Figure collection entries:
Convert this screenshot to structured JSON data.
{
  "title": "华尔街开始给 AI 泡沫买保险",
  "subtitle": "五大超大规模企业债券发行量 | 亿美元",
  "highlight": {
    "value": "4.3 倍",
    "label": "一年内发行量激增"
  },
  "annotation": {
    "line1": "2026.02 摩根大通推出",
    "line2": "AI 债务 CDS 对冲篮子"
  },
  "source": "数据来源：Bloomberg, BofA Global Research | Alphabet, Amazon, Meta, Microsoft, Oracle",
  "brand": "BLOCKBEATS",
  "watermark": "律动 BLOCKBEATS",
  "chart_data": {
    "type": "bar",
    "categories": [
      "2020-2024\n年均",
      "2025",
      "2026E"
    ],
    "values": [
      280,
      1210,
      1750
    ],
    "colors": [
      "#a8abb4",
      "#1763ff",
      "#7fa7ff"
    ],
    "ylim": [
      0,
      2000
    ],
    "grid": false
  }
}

Aim of the task: Print all of the data exactly as it was given.

Full response:
Convert this screenshot to structured JSON data.
{
  "title": "华尔街开始给 AI 泡沫买保险",
  "subtitle": "五大超大规模企业债券发行量 | 亿美元",
  "highlight": {
    "value": "4.3 倍",
    "label": "一年内发行量激增"
  },
  "annotation": {
    "line1": "2026.02 摩根大通推出",
    "line2": "AI 债务 CDS 对冲篮子"
  },
  "source": "数据来源：Bloomberg, BofA Global Research | Alphabet, Amazon, Meta, Microsoft, Oracle",
  "brand": "BLOCKBEATS",
  "watermark": "律动 BLOCKBEATS",
  "chart_data": {
    "type": "bar",
    "categories": [
      "2020-2024\n年均",
      "2025",
      "2026E"
    ],
    "values": [
      280,
      1210,
      1750
    ],
    "colors": [
      "#a8abb4",
      "#1763ff",
      "#7fa7ff"
    ],
    "ylim": [
      0,
      2000
    ],
    "grid": false
  }
}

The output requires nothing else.